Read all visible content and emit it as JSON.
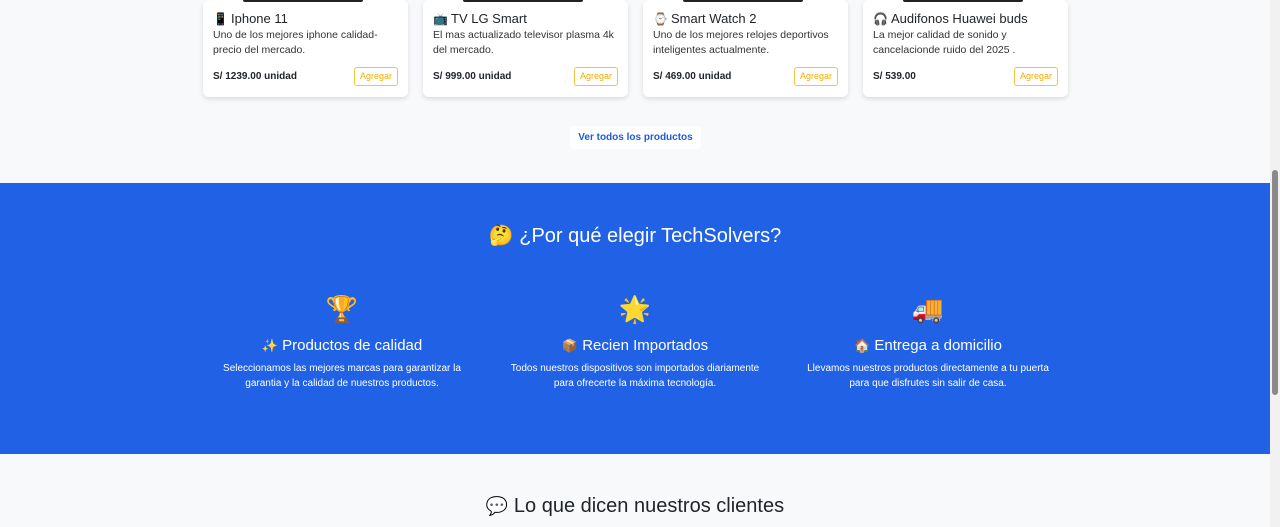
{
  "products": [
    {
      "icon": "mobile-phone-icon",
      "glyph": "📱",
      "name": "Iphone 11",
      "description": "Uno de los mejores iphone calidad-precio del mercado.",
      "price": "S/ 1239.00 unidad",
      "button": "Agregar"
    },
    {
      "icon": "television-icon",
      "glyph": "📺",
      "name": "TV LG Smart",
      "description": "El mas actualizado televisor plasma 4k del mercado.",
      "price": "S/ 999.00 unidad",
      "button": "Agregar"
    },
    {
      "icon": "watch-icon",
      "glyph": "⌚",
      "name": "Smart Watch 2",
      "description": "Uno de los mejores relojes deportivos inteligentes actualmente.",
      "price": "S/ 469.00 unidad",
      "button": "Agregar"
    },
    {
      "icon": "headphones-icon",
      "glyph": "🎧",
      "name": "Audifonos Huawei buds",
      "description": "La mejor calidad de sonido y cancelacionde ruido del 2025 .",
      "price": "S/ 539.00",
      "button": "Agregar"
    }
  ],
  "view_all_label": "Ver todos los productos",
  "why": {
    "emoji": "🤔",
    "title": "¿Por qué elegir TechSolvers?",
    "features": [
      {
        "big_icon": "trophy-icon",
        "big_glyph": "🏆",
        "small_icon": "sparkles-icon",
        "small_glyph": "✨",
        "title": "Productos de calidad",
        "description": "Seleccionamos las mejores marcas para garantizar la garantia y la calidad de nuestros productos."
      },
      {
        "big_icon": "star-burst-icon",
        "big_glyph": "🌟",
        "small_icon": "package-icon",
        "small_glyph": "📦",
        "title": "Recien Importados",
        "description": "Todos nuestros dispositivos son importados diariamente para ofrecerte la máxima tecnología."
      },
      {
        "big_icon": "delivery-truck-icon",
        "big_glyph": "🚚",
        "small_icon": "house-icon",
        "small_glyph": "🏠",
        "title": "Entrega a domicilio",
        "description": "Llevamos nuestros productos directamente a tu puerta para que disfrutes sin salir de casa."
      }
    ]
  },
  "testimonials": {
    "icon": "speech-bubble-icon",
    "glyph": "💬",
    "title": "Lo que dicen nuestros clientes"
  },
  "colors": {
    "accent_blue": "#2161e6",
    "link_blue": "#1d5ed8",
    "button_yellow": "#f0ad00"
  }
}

---

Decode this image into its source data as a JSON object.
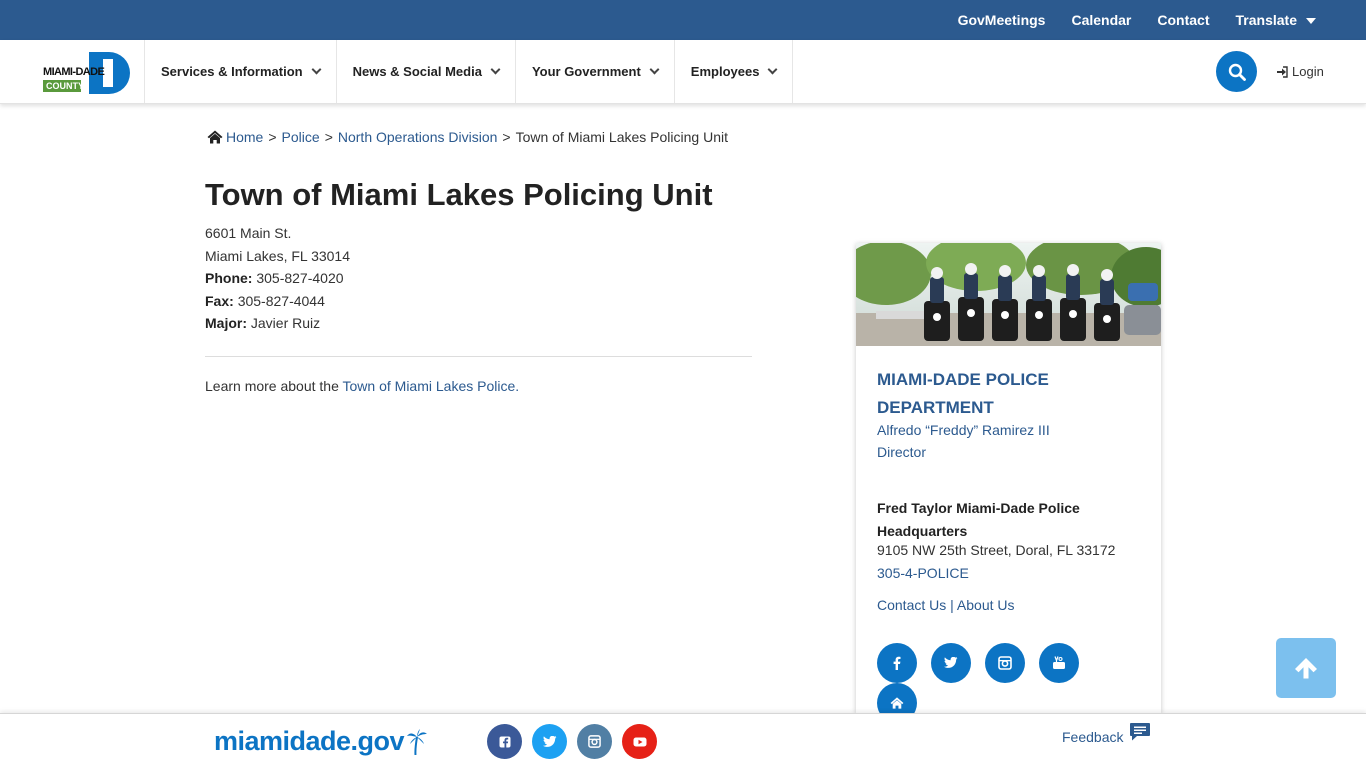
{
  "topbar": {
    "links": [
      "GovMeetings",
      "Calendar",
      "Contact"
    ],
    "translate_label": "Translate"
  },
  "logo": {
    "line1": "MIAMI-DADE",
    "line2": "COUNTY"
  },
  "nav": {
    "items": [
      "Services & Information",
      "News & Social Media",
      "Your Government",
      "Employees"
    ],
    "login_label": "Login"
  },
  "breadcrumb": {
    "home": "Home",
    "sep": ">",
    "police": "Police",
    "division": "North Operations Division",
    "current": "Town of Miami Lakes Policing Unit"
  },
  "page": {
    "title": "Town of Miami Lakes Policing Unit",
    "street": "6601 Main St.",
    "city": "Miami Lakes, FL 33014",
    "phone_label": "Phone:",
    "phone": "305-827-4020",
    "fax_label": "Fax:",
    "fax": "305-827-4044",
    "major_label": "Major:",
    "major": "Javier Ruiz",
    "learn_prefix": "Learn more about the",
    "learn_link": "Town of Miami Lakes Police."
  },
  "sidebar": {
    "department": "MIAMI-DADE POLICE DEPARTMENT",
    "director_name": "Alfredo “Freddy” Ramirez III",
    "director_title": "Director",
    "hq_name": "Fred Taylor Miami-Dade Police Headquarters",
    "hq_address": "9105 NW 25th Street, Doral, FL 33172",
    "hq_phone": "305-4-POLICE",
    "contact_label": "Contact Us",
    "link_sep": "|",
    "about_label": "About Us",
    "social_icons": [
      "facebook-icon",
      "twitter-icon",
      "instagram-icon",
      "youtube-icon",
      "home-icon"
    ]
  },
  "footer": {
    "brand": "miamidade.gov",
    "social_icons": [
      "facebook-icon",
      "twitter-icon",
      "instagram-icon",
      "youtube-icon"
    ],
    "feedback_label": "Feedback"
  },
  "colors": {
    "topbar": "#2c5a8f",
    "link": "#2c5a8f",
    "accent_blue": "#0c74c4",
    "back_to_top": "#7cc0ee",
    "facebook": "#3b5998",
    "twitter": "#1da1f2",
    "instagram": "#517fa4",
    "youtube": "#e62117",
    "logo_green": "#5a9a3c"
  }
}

...

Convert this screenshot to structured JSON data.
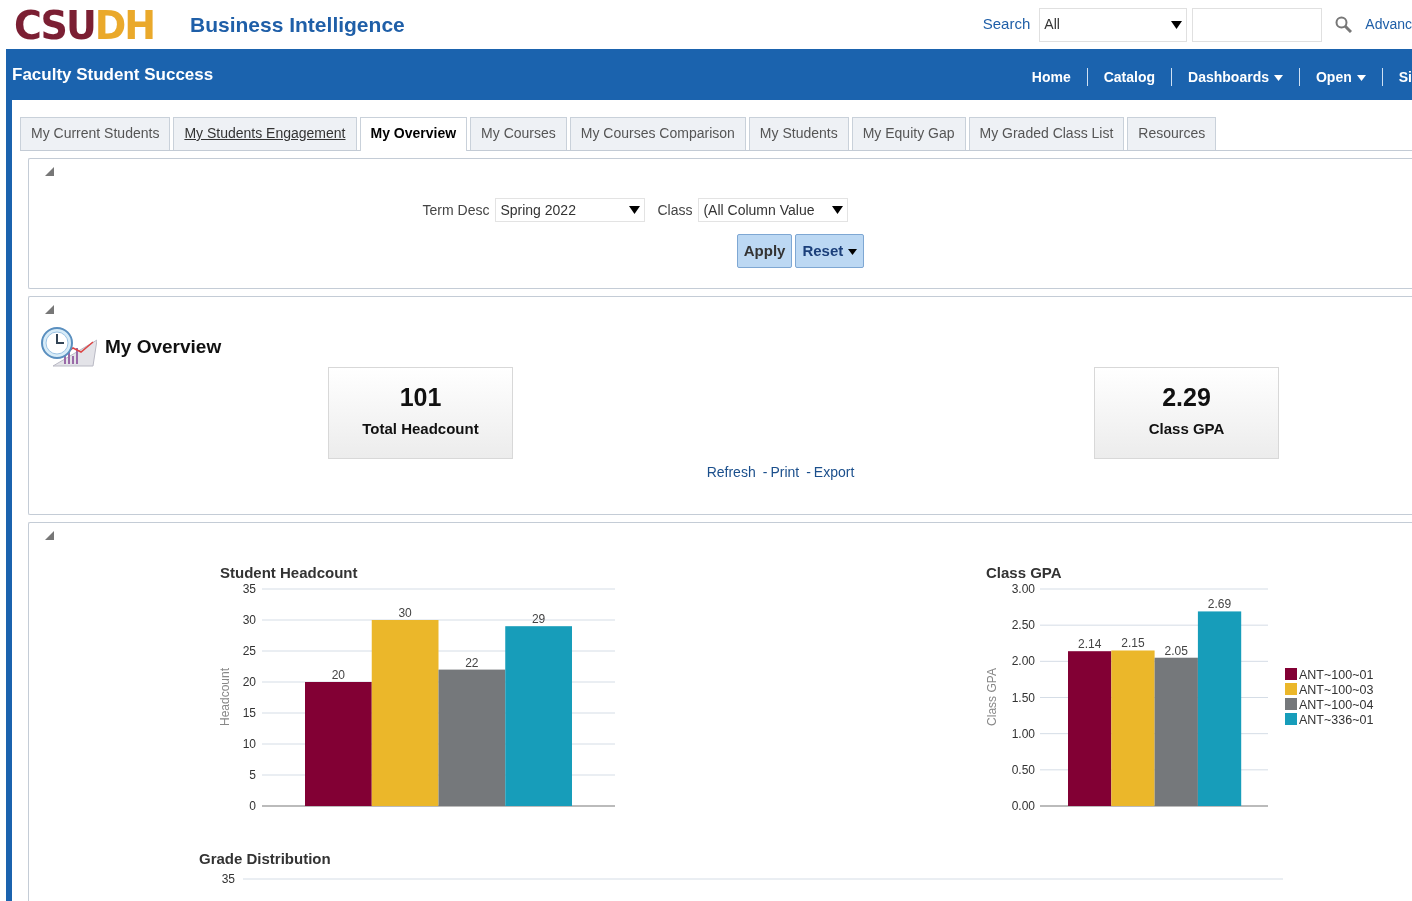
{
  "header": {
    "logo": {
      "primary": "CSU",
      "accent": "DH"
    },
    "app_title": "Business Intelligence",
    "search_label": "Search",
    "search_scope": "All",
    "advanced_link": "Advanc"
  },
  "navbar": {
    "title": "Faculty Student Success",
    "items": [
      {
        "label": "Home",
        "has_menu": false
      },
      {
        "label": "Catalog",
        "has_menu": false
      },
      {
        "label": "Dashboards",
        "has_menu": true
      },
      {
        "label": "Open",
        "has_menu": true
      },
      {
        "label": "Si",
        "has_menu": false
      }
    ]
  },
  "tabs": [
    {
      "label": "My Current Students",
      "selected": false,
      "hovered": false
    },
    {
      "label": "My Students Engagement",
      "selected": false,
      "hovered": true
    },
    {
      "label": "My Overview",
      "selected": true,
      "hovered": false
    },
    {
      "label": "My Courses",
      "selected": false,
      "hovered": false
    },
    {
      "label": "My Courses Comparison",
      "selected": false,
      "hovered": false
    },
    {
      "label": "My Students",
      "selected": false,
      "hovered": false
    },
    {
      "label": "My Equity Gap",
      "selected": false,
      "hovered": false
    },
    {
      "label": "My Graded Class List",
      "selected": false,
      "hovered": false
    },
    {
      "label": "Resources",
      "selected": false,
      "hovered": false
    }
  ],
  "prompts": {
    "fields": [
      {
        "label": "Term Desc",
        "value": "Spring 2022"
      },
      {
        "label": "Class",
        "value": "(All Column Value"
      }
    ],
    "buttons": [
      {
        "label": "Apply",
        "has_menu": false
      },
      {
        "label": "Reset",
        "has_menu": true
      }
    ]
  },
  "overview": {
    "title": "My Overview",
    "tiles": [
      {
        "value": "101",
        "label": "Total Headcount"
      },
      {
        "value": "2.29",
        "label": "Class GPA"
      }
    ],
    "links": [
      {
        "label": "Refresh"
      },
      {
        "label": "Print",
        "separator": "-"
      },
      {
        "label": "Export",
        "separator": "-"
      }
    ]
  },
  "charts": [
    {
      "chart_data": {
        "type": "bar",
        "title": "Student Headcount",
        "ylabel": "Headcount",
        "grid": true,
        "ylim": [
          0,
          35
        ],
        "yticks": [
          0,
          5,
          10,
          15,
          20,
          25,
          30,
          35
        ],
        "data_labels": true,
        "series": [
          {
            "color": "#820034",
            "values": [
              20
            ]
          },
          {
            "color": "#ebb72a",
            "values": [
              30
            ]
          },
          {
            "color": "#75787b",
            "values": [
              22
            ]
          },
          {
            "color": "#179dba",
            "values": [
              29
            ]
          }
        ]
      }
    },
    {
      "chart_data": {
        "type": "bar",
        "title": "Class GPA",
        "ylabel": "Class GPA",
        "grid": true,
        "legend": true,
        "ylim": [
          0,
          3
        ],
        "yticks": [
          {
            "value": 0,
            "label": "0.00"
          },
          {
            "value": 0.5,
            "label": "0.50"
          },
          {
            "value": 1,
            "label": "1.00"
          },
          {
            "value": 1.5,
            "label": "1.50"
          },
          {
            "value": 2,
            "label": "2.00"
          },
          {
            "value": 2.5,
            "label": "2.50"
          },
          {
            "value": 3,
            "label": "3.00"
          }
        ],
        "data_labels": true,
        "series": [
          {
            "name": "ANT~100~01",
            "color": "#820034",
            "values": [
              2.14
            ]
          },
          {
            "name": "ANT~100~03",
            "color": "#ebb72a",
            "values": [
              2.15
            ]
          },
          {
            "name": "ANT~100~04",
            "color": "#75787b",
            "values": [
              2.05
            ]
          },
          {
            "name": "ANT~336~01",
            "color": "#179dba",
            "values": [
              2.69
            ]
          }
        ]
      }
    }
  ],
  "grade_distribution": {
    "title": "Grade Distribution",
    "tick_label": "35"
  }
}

▸ Directions for this task
The lines to collect are those holding the string "Policing"; copy them all.

▸ Task solution
    "current": "Town of Miami Lakes Policing Unit"
    "title": "Town of Miami Lakes Policing Unit",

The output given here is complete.